▶ _Task prompt_
Pull each line holding the word "DESIGN" from the data.

------

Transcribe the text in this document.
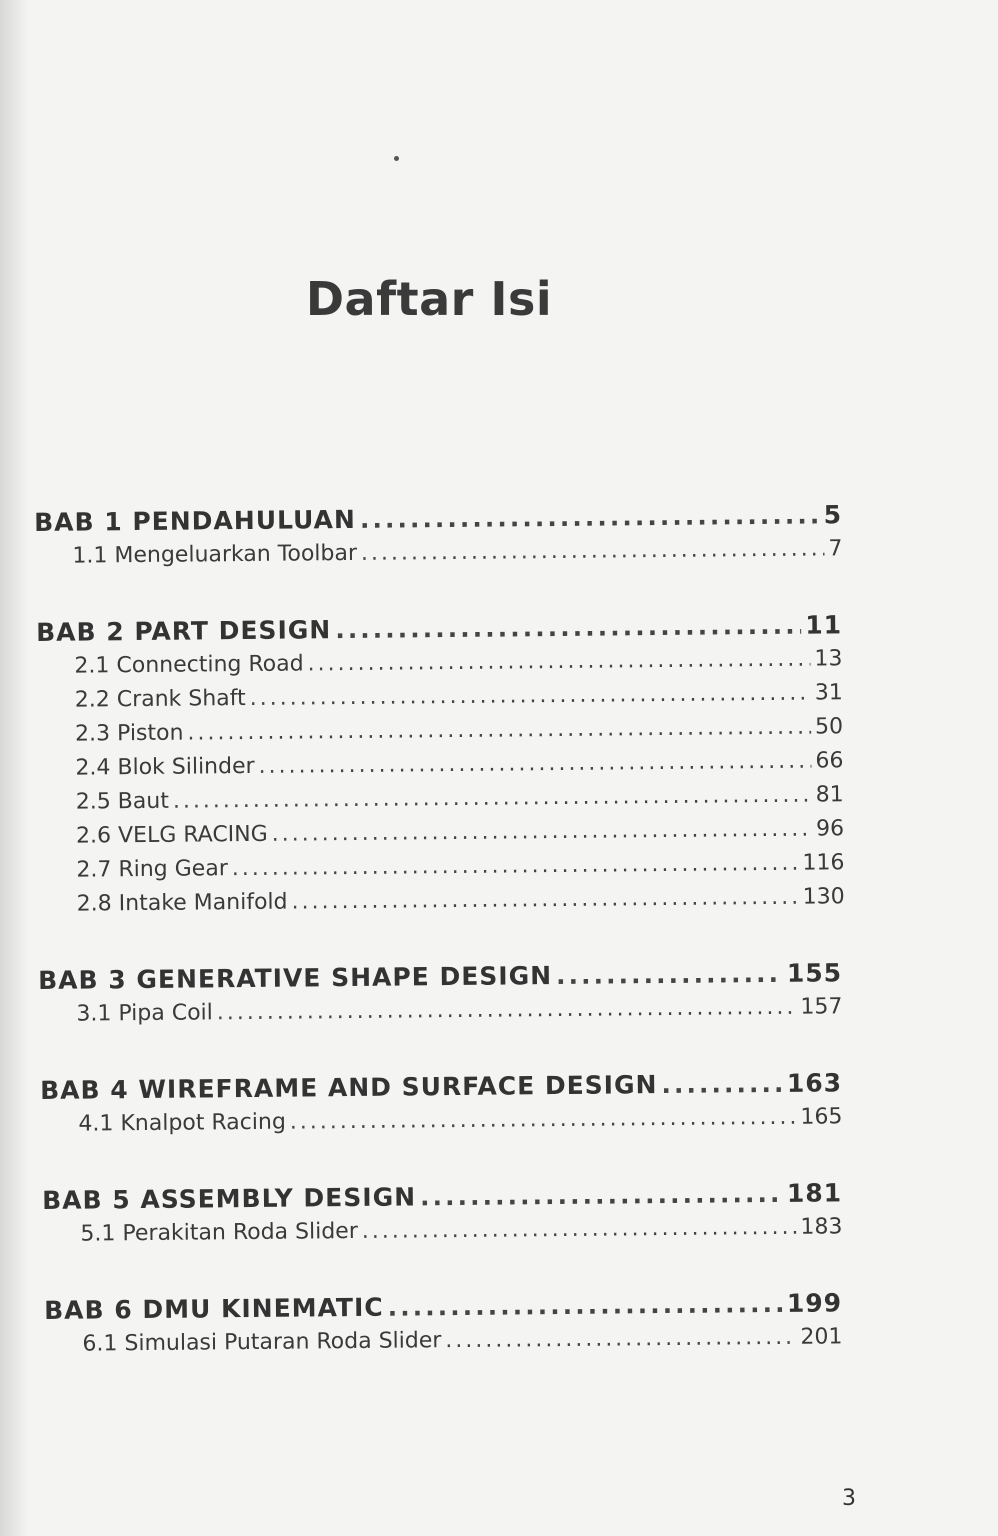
Daftar Isi
BAB 1 PENDAHULUAN .....	5
1.1 Mengeluarkan Toolbar .....	7
BAB 2 PART DESIGN .....	11
2.1 Connecting Road .....	13
2.2 Crank Shaft .....	31
2.3 Piston .....	50
2.4 Blok Silinder .....	66
2.5 Baut .....	81
2.6 VELG RACING .....	96
2.7 Ring Gear .....	116
2.8 Intake Manifold .....	130
BAB 3 GENERATIVE SHAPE DESIGN .....	155
3.1 Pipa Coil .....	157
BAB 4 WIREFRAME AND SURFACE DESIGN .....	163
4.1 Knalpot Racing .....	165
BAB 5 ASSEMBLY DESIGN .....	181
5.1 Perakitan Roda Slider .....	183
BAB 6 DMU KINEMATIC .....	199
6.1 Simulasi Putaran Roda Slider .....	201
3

------

▶ _Solution for this exercise_
BAB 2 PART DESIGN .....	11
BAB 3 GENERATIVE SHAPE DESIGN .....	155
BAB 4 WIREFRAME AND SURFACE DESIGN .....	163
BAB 5 ASSEMBLY DESIGN .....	181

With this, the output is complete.